■ What you should do ■
Could you transcribe the material below exactly, without leaving out a single line?

■ Input records ■
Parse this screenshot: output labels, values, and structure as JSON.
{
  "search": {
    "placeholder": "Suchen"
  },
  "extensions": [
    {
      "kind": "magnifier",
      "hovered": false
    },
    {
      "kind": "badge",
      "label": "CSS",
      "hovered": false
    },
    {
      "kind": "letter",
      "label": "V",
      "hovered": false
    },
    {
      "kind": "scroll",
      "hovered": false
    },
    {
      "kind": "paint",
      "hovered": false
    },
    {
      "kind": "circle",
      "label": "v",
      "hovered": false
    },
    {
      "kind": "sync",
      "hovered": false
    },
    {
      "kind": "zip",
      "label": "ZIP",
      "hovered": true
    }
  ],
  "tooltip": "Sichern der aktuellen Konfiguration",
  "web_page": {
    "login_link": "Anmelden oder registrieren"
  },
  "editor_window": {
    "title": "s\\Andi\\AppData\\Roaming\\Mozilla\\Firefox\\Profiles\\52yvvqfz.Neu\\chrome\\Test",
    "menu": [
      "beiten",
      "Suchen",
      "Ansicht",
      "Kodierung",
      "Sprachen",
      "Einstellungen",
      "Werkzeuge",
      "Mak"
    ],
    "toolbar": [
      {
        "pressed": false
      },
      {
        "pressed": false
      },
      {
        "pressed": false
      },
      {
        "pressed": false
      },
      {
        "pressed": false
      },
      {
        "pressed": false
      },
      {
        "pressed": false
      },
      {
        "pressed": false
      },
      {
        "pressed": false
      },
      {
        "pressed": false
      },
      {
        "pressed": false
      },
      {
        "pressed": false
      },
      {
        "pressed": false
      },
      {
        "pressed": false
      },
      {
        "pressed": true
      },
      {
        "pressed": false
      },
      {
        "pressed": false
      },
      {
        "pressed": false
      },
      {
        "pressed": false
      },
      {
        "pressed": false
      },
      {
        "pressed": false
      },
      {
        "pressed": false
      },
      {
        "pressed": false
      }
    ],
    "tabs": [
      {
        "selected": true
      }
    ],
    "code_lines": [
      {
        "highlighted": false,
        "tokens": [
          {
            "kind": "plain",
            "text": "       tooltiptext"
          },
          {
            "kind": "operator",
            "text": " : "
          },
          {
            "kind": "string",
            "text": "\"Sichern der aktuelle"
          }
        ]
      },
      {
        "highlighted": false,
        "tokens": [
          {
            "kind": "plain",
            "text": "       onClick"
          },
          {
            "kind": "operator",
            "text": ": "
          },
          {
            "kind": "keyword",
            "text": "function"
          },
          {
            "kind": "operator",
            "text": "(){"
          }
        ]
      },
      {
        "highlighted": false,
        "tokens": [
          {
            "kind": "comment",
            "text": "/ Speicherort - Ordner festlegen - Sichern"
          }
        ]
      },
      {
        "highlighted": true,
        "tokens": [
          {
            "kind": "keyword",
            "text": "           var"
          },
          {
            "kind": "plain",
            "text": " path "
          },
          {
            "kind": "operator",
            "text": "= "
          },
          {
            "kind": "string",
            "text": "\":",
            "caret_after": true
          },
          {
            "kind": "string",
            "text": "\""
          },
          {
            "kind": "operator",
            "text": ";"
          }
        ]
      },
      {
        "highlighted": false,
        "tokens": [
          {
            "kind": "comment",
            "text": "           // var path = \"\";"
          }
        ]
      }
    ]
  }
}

■ Reply ■
Parse this screenshot: output labels, values, and structure as JSON.
{
  "search": {
    "placeholder": "Suchen"
  },
  "extensions": [
    {
      "kind": "magnifier",
      "hovered": false
    },
    {
      "kind": "badge",
      "label": "CSS",
      "hovered": false
    },
    {
      "kind": "letter",
      "label": "V",
      "hovered": false
    },
    {
      "kind": "scroll",
      "hovered": false
    },
    {
      "kind": "paint",
      "hovered": false
    },
    {
      "kind": "circle",
      "label": "v",
      "hovered": false
    },
    {
      "kind": "sync",
      "hovered": false
    },
    {
      "kind": "zip",
      "label": "ZIP",
      "hovered": true
    }
  ],
  "tooltip": "Sichern der aktuellen Konfiguration",
  "web_page": {
    "login_link": "Anmelden oder registrieren"
  },
  "editor_window": {
    "title": "s\\Andi\\AppData\\Roaming\\Mozilla\\Firefox\\Profiles\\52yvvqfz.Neu\\chrome\\Test",
    "menu": [
      "beiten",
      "Suchen",
      "Ansicht",
      "Kodierung",
      "Sprachen",
      "Einstellungen",
      "Werkzeuge",
      "Mak"
    ],
    "toolbar": [
      {
        "pressed": false
      },
      {
        "pressed": false
      },
      {
        "pressed": false
      },
      {
        "pressed": false
      },
      {
        "pressed": false
      },
      {
        "pressed": false
      },
      {
        "pressed": false
      },
      {
        "pressed": false
      },
      {
        "pressed": false
      },
      {
        "pressed": false
      },
      {
        "pressed": false
      },
      {
        "pressed": false
      },
      {
        "pressed": false
      },
      {
        "pressed": false
      },
      {
        "pressed": true
      },
      {
        "pressed": false
      },
      {
        "pressed": false
      },
      {
        "pressed": false
      },
      {
        "pressed": false
      },
      {
        "pressed": false
      },
      {
        "pressed": false
      },
      {
        "pressed": false
      },
      {
        "pressed": false
      }
    ],
    "tabs": [
      {
        "selected": true
      }
    ],
    "code_lines": [
      {
        "highlighted": false,
        "tokens": [
          {
            "kind": "plain",
            "text": "       tooltiptext"
          },
          {
            "kind": "operator",
            "text": " : "
          },
          {
            "kind": "string",
            "text": "\"Sichern der aktuelle"
          }
        ]
      },
      {
        "highlighted": false,
        "tokens": [
          {
            "kind": "plain",
            "text": "       onClick"
          },
          {
            "kind": "operator",
            "text": ": "
          },
          {
            "kind": "keyword",
            "text": "function"
          },
          {
            "kind": "operator",
            "text": "(){"
          }
        ]
      },
      {
        "highlighted": false,
        "tokens": [
          {
            "kind": "comment",
            "text": "/ Speicherort - Ordner festlegen - Sichern"
          }
        ]
      },
      {
        "highlighted": true,
        "tokens": [
          {
            "kind": "keyword",
            "text": "           var"
          },
          {
            "kind": "plain",
            "text": " path "
          },
          {
            "kind": "operator",
            "text": "= "
          },
          {
            "kind": "string",
            "text": "\":",
            "caret_after": true
          },
          {
            "kind": "string",
            "text": "\""
          },
          {
            "kind": "operator",
            "text": ";"
          }
        ]
      },
      {
        "highlighted": false,
        "tokens": [
          {
            "kind": "comment",
            "text": "           // var path = \"\";"
          }
        ]
      }
    ]
  }
}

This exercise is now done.